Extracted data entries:
^^^^^^^^
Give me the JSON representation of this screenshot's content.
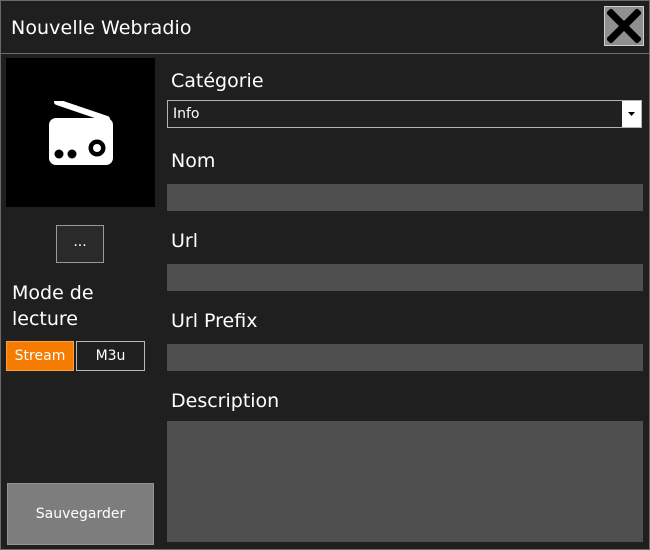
{
  "window": {
    "title": "Nouvelle Webradio"
  },
  "icons": {
    "close": "close-x-icon",
    "radio": "radio-icon",
    "dropdown": "chevron-down-icon"
  },
  "sidebar": {
    "browse_label": "...",
    "mode_label": "Mode de lecture",
    "modes": [
      {
        "label": "Stream",
        "selected": true
      },
      {
        "label": "M3u",
        "selected": false
      }
    ],
    "save_label": "Sauvegarder"
  },
  "form": {
    "categorie": {
      "label": "Catégorie",
      "value": "Info"
    },
    "nom": {
      "label": "Nom",
      "value": ""
    },
    "url": {
      "label": "Url",
      "value": ""
    },
    "url_prefix": {
      "label": "Url Prefix",
      "value": ""
    },
    "description": {
      "label": "Description",
      "value": ""
    }
  },
  "colors": {
    "accent": "#f57c00",
    "background": "#1f1f1f",
    "input": "#4f4f4f",
    "button": "#7d7d7d"
  }
}
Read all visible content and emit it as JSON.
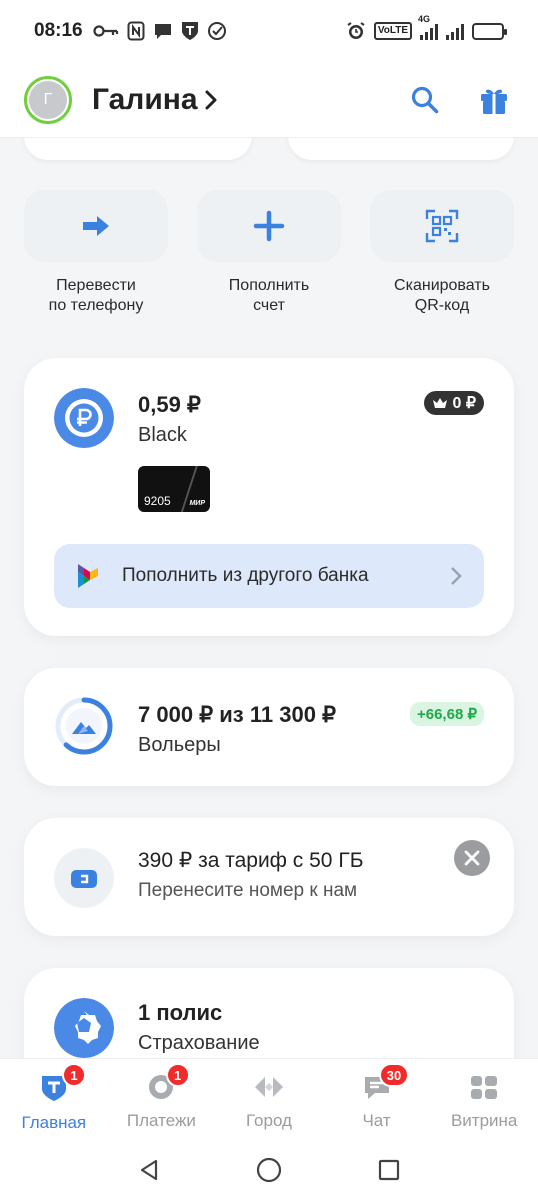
{
  "status_bar": {
    "time": "08:16",
    "left_icons": [
      "key-icon",
      "nfc-icon",
      "chat-icon",
      "tinkoff-shield-icon",
      "check-circle-icon"
    ],
    "right_icons": [
      "alarm-icon",
      "volte-icon",
      "signal-4g-icon",
      "signal-icon",
      "battery-icon"
    ],
    "volte": "VoLTE",
    "net": "4G"
  },
  "header": {
    "avatar_letter": "Г",
    "user_name": "Галина",
    "chevron": "›",
    "search_icon": "search-icon",
    "gift_icon": "gift-icon"
  },
  "quick_actions": [
    {
      "label": "Перевести\nпо телефону",
      "icon": "arrow-right-icon"
    },
    {
      "label": "Пополнить\nсчет",
      "icon": "plus-icon"
    },
    {
      "label": "Сканировать\nQR-код",
      "icon": "qr-scan-icon"
    }
  ],
  "account_card": {
    "amount": "0,59 ₽",
    "name": "Black",
    "cashback_badge": "0 ₽",
    "card_number": "9205",
    "card_system": "МИР",
    "topup_label": "Пополнить из другого банка",
    "chevron": "›"
  },
  "savings_card": {
    "amount": "7 000 ₽ из 11 300 ₽",
    "name": "Вольеры",
    "delta": "+66,68 ₽",
    "progress": 0.62
  },
  "tariff_card": {
    "title": "390 ₽ за тариф с 50 ГБ",
    "subtitle": "Перенесите номер к нам"
  },
  "insurance_card": {
    "title": "1 полис",
    "subtitle": "Страхование"
  },
  "tabbar": [
    {
      "label": "Главная",
      "icon": "home-t-icon",
      "badge": "1",
      "active": true
    },
    {
      "label": "Платежи",
      "icon": "payments-icon",
      "badge": "1",
      "active": false
    },
    {
      "label": "Город",
      "icon": "city-icon",
      "badge": "",
      "active": false
    },
    {
      "label": "Чат",
      "icon": "chat-icon",
      "badge": "30",
      "active": false
    },
    {
      "label": "Витрина",
      "icon": "showcase-icon",
      "badge": "",
      "active": false
    }
  ],
  "colors": {
    "accent": "#3b82e0",
    "avatar_ring": "#6fcf3d",
    "positive": "#1fa84a",
    "badge_red": "#ef2b2b"
  }
}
^^^^^^^^
Reproduce the records above exactly, leaving out every picture they contain.

- [Result for this task]
Give me the JSON representation of this screenshot's content.
{
  "window": {
    "title": "Nouvelle Webradio"
  },
  "icons": {
    "close": "close-x-icon",
    "radio": "radio-icon",
    "dropdown": "chevron-down-icon"
  },
  "sidebar": {
    "browse_label": "...",
    "mode_label": "Mode de lecture",
    "modes": [
      {
        "label": "Stream",
        "selected": true
      },
      {
        "label": "M3u",
        "selected": false
      }
    ],
    "save_label": "Sauvegarder"
  },
  "form": {
    "categorie": {
      "label": "Catégorie",
      "value": "Info"
    },
    "nom": {
      "label": "Nom",
      "value": ""
    },
    "url": {
      "label": "Url",
      "value": ""
    },
    "url_prefix": {
      "label": "Url Prefix",
      "value": ""
    },
    "description": {
      "label": "Description",
      "value": ""
    }
  },
  "colors": {
    "accent": "#f57c00",
    "background": "#1f1f1f",
    "input": "#4f4f4f",
    "button": "#7d7d7d"
  }
}
Read all visible content and emit it as JSON.
{
  "status_bar": {
    "time": "08:16",
    "left_icons": [
      "key-icon",
      "nfc-icon",
      "chat-icon",
      "tinkoff-shield-icon",
      "check-circle-icon"
    ],
    "right_icons": [
      "alarm-icon",
      "volte-icon",
      "signal-4g-icon",
      "signal-icon",
      "battery-icon"
    ],
    "volte": "VoLTE",
    "net": "4G"
  },
  "header": {
    "avatar_letter": "Г",
    "user_name": "Галина",
    "chevron": "›",
    "search_icon": "search-icon",
    "gift_icon": "gift-icon"
  },
  "quick_actions": [
    {
      "label": "Перевести\nпо телефону",
      "icon": "arrow-right-icon"
    },
    {
      "label": "Пополнить\nсчет",
      "icon": "plus-icon"
    },
    {
      "label": "Сканировать\nQR-код",
      "icon": "qr-scan-icon"
    }
  ],
  "account_card": {
    "amount": "0,59 ₽",
    "name": "Black",
    "cashback_badge": "0 ₽",
    "card_number": "9205",
    "card_system": "МИР",
    "topup_label": "Пополнить из другого банка",
    "chevron": "›"
  },
  "savings_card": {
    "amount": "7 000 ₽ из 11 300 ₽",
    "name": "Вольеры",
    "delta": "+66,68 ₽",
    "progress": 0.62
  },
  "tariff_card": {
    "title": "390 ₽ за тариф с 50 ГБ",
    "subtitle": "Перенесите номер к нам"
  },
  "insurance_card": {
    "title": "1 полис",
    "subtitle": "Страхование"
  },
  "tabbar": [
    {
      "label": "Главная",
      "icon": "home-t-icon",
      "badge": "1",
      "active": true
    },
    {
      "label": "Платежи",
      "icon": "payments-icon",
      "badge": "1",
      "active": false
    },
    {
      "label": "Город",
      "icon": "city-icon",
      "badge": "",
      "active": false
    },
    {
      "label": "Чат",
      "icon": "chat-icon",
      "badge": "30",
      "active": false
    },
    {
      "label": "Витрина",
      "icon": "showcase-icon",
      "badge": "",
      "active": false
    }
  ],
  "colors": {
    "accent": "#3b82e0",
    "avatar_ring": "#6fcf3d",
    "positive": "#1fa84a",
    "badge_red": "#ef2b2b"
  }
}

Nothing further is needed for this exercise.